## Problem description
Using the entries that follow, state how many lines contain the word "costs". The response is that number and nothing more.

## Supplied records
▼▼▼

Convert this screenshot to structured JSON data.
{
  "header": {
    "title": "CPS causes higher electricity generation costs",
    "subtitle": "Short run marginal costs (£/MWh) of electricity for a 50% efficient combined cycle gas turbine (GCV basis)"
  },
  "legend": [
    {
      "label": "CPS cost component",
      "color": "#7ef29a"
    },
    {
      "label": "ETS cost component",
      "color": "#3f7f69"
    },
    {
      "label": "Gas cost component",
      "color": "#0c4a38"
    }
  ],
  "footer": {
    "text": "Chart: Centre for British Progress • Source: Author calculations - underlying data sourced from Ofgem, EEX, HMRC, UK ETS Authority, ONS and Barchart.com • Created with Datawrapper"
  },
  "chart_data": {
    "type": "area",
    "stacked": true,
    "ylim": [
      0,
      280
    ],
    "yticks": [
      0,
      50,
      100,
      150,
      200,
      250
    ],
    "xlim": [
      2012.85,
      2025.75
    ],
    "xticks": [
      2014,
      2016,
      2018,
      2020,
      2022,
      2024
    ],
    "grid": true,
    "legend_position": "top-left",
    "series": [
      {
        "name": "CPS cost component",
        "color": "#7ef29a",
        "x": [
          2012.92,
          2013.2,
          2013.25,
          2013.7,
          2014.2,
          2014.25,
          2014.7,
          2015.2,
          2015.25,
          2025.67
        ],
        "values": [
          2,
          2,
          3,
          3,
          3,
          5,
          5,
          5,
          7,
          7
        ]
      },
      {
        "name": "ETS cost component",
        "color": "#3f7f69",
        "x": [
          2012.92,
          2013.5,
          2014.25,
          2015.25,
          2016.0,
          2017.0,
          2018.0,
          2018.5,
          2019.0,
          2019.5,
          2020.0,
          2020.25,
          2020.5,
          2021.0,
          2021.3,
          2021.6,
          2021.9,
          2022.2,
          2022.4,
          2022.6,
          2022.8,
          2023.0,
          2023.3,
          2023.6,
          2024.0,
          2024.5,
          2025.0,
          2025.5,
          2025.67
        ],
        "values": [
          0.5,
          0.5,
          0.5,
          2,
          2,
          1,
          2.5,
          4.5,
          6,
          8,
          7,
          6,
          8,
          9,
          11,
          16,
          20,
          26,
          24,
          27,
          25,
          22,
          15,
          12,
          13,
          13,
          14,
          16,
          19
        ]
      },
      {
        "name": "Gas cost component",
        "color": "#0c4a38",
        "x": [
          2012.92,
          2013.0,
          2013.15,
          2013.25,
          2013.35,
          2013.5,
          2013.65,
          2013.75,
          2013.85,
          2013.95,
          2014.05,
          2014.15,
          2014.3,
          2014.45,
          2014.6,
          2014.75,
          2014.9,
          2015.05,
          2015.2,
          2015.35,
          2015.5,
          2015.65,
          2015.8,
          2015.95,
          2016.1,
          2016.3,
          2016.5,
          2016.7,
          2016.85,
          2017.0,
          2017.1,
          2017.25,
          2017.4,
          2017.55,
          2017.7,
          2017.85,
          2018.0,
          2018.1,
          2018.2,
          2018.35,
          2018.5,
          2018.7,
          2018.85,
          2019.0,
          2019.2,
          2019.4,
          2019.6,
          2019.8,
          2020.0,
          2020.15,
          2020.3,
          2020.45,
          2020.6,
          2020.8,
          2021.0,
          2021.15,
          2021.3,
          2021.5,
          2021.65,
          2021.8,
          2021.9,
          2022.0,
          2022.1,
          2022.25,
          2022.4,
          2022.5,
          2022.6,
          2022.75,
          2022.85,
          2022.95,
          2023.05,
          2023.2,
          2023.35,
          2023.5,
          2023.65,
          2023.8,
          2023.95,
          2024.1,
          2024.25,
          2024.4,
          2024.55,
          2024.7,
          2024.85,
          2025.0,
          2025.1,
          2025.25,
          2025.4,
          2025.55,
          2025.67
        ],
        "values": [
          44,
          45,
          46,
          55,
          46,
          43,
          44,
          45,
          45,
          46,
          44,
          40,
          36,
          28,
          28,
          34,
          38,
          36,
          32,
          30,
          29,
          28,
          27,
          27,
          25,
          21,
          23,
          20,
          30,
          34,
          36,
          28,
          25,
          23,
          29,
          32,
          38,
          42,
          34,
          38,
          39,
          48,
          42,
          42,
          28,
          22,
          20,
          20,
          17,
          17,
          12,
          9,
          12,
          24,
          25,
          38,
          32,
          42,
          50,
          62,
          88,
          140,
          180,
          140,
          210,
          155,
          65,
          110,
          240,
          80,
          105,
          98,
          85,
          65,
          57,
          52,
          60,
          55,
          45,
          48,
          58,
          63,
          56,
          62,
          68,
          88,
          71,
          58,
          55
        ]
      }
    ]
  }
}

▲▲▲

## Solution to the exercise
2